◆ THE TASK: Restate the entries word for word, omitting nothing.

-- Start EXTRACTED RECORDS --

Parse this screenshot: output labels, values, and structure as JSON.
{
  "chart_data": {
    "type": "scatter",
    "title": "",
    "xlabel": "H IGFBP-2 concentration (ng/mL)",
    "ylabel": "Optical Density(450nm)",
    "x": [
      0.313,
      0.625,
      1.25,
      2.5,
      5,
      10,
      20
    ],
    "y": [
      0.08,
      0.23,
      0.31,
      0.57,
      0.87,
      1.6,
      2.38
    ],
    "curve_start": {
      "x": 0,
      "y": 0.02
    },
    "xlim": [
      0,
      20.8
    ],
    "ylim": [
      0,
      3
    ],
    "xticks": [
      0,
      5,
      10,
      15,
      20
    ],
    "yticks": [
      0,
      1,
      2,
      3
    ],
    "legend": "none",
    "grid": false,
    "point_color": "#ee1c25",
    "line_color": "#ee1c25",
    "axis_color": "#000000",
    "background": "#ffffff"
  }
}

-- End EXTRACTED RECORDS --

◆ RESPONSE:
Parse this screenshot: output labels, values, and structure as JSON.
{
  "chart_data": {
    "type": "scatter",
    "title": "",
    "xlabel": "H IGFBP-2 concentration (ng/mL)",
    "ylabel": "Optical Density(450nm)",
    "x": [
      0.313,
      0.625,
      1.25,
      2.5,
      5,
      10,
      20
    ],
    "y": [
      0.08,
      0.23,
      0.31,
      0.57,
      0.87,
      1.6,
      2.38
    ],
    "curve_start": {
      "x": 0,
      "y": 0.02
    },
    "xlim": [
      0,
      20.8
    ],
    "ylim": [
      0,
      3
    ],
    "xticks": [
      0,
      5,
      10,
      15,
      20
    ],
    "yticks": [
      0,
      1,
      2,
      3
    ],
    "legend": "none",
    "grid": false,
    "point_color": "#ee1c25",
    "line_color": "#ee1c25",
    "axis_color": "#000000",
    "background": "#ffffff"
  }
}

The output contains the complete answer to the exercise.